The task:
Return each entry exactly, with none missing.

Material for this exercise:
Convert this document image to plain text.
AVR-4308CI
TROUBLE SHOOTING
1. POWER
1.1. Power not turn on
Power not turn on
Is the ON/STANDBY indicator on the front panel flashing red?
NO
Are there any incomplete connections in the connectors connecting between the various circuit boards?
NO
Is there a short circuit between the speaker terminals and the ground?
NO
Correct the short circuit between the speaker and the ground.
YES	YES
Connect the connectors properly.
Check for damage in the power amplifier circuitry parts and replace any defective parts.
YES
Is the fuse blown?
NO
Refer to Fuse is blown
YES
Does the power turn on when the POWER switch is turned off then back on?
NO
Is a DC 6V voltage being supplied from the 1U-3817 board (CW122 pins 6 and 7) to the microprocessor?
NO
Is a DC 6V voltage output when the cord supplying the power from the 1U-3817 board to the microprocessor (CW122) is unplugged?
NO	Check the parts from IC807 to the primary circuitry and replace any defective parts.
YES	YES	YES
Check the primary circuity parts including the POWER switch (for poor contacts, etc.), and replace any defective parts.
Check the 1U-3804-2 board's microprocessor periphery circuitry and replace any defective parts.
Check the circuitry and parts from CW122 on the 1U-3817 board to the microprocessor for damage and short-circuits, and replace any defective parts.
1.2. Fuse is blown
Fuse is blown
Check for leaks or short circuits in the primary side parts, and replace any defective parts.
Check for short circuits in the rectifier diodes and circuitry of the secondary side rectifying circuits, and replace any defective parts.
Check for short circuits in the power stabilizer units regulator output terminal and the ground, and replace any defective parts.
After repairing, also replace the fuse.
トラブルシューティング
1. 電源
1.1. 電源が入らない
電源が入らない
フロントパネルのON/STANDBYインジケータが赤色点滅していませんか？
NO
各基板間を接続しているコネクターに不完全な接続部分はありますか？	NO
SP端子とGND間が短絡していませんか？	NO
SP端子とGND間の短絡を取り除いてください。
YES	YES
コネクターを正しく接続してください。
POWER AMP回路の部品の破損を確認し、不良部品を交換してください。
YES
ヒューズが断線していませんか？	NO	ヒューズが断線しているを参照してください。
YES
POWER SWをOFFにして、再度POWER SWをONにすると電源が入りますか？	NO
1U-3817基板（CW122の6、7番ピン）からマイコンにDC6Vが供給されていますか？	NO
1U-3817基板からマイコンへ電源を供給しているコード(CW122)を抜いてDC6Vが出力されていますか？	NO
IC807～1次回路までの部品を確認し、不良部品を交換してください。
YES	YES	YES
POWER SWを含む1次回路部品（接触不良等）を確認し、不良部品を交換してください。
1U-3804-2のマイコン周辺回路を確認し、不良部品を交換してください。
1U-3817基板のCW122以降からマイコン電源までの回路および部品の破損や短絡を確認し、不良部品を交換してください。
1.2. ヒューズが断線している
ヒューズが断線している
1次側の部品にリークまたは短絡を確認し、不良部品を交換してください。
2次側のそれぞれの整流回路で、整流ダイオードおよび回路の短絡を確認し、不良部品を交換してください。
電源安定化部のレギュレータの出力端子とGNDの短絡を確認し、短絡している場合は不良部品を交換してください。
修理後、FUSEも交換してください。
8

Solution to the exercise:
Convert this document image to plain text.
AVR-4308CI
TROUBLE SHOOTING
1. POWER
1.1. Power not turn on
Power not turn on
Is the ON/STANDBY indicator on the front panel flashing red?
NO
Are there any incomplete connections in the connectors connecting between the various circuit boards?
NO
Is there a short circuit between the speaker terminals and the ground?
NO
Correct the short circuit between the speaker and the ground.
YES	YES
Connect the connectors properly.
Check for damage in the power amplifier circuitry parts and replace any defective parts.
YES
Is the fuse blown?
NO
Refer to Fuse is blown
YES
Does the power turn on when the POWER switch is turned off then back on?
NO
Is a DC 6V voltage being supplied from the 1U-3817 board (CW122 pins 6 and 7) to the microprocessor?
NO
Is a DC 6V voltage output when the cord supplying the power from the 1U-3817 board to the microprocessor (CW122) is unplugged?
NO	Check the parts from IC807 to the primary circuitry and replace any defective parts.
YES	YES	YES
Check the primary circuity parts including the POWER switch (for poor contacts, etc.), and replace any defective parts.
Check the 1U-3804-2 board's microprocessor periphery circuitry and replace any defective parts.
Check the circuitry and parts from CW122 on the 1U-3817 board to the microprocessor for damage and short-circuits, and replace any defective parts.
1.2. Fuse is blown
Fuse is blown
Check for leaks or short circuits in the primary side parts, and replace any defective parts.
Check for short circuits in the rectifier diodes and circuitry of the secondary side rectifying circuits, and replace any defective parts.
Check for short circuits in the power stabilizer units regulator output terminal and the ground, and replace any defective parts.
After repairing, also replace the fuse.
トラブルシューティング
1. 電源
1.1. 電源が入らない
電源が入らない
フロントパネルのON/STANDBYインジケータが赤色点滅していませんか？
NO
各基板間を接続しているコネクターに不完全な接続部分はありますか？	NO
SP端子とGND間が短絡していませんか？	NO
SP端子とGND間の短絡を取り除いてください。
YES	YES
コネクターを正しく接続してください。
POWER AMP回路の部品の破損を確認し、不良部品を交換してください。
YES
ヒューズが断線していませんか？	NO	ヒューズが断線しているを参照してください。
YES
POWER SWをOFFにして、再度POWER SWをONにすると電源が入りますか？	NO
1U-3817基板（CW122の6、7番ピン）からマイコンにDC6Vが供給されていますか？	NO
1U-3817基板からマイコンへ電源を供給しているコード(CW122)を抜いてDC6Vが出力されていますか？	NO
IC807～1次回路までの部品を確認し、不良部品を交換してください。
YES	YES	YES
POWER SWを含む1次回路部品（接触不良等）を確認し、不良部品を交換してください。
1U-3804-2のマイコン周辺回路を確認し、不良部品を交換してください。
1U-3817基板のCW122以降からマイコン電源までの回路および部品の破損や短絡を確認し、不良部品を交換してください。
1.2. ヒューズが断線している
ヒューズが断線している
1次側の部品にリークまたは短絡を確認し、不良部品を交換してください。
2次側のそれぞれの整流回路で、整流ダイオードおよび回路の短絡を確認し、不良部品を交換してください。
電源安定化部のレギュレータの出力端子とGNDの短絡を確認し、短絡している場合は不良部品を交換してください。
修理後、FUSEも交換してください。
8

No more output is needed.